TO DO: Do not copy the pictures; transcribe all other material exactly.

Dataset records:
# # # # # # #

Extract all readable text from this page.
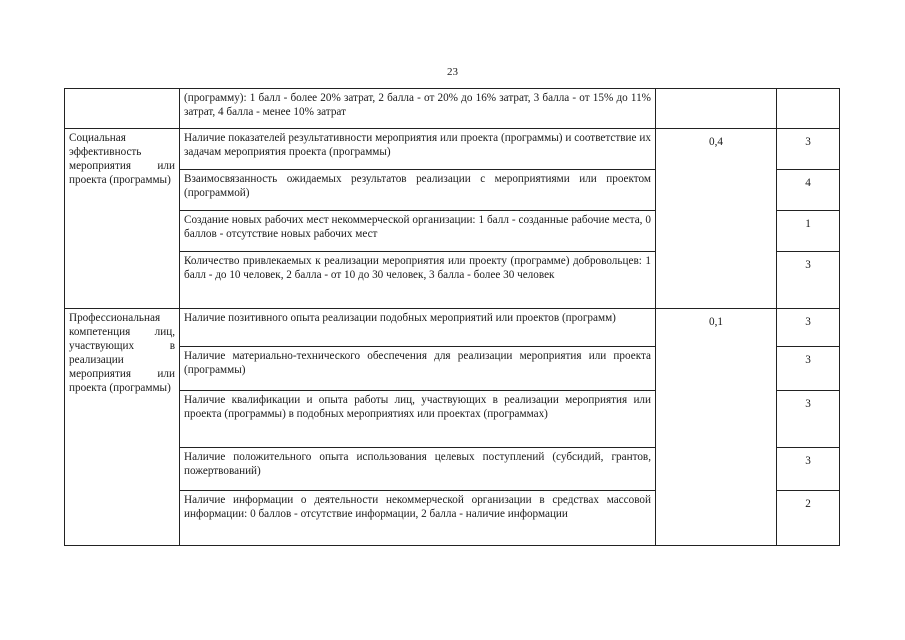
23
	(программу): 1 балл - более 20% затрат, 2 балла - от 20% до 16% затрат, 3 балла - от 15% до 11% затрат, 4 балла - менее 10% затрат		
Социальная эффективность мероприятия или проекта (программы)	Наличие показателей результативности мероприятия или проекта (программы) и соответствие их задачам мероприятия проекта (программы)	0,4	3
	Взаимосвязанность ожидаемых результатов реализации с мероприятиями или проектом (программой)		4
	Создание новых рабочих мест некоммерческой организации: 1 балл - созданные рабочие места, 0 баллов - отсутствие новых рабочих мест		1
	Количество привлекаемых к реализации мероприятия или проекту (программе) добровольцев: 1 балл - до 10 человек, 2 балла - от 10 до 30 человек, 3 балла - более 30 человек		3
Профессиональная компетенция лиц, участвующих в реализации мероприятия или проекта (программы)	Наличие позитивного опыта реализации подобных мероприятий или проектов (программ)	0,1	3
	Наличие материально-технического обеспечения для реализации мероприятия или проекта (программы)		3
	Наличие квалификации и опыта работы лиц, участвующих в реализации мероприятия или проекта (программы) в подобных мероприятиях или проектах (программах)		3
	Наличие положительного опыта использования целевых поступлений (субсидий, грантов, пожертвований)		3
	Наличие информации о деятельности некоммерческой организации в средствах массовой информации: 0 баллов - отсутствие информации, 2 балла - наличие информации		2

# # # # # # #

EXERCISE RESULT:
Extract all readable text from this page.
23
	(программу): 1 балл - более 20% затрат, 2 балла - от 20% до 16% затрат, 3 балла - от 15% до 11% затрат, 4 балла - менее 10% затрат		
Социальная эффективность мероприятия или проекта (программы)	Наличие показателей результативности мероприятия или проекта (программы) и соответствие их задачам мероприятия проекта (программы)	0,4	3
	Взаимосвязанность ожидаемых результатов реализации с мероприятиями или проектом (программой)		4
	Создание новых рабочих мест некоммерческой организации: 1 балл - созданные рабочие места, 0 баллов - отсутствие новых рабочих мест		1
	Количество привлекаемых к реализации мероприятия или проекту (программе) добровольцев: 1 балл - до 10 человек, 2 балла - от 10 до 30 человек, 3 балла - более 30 человек		3
Профессиональная компетенция лиц, участвующих в реализации мероприятия или проекта (программы)	Наличие позитивного опыта реализации подобных мероприятий или проектов (программ)	0,1	3
	Наличие материально-технического обеспечения для реализации мероприятия или проекта (программы)		3
	Наличие квалификации и опыта работы лиц, участвующих в реализации мероприятия или проекта (программы) в подобных мероприятиях или проектах (программах)		3
	Наличие положительного опыта использования целевых поступлений (субсидий, грантов, пожертвований)		3
	Наличие информации о деятельности некоммерческой организации в средствах массовой информации: 0 баллов - отсутствие информации, 2 балла - наличие информации		2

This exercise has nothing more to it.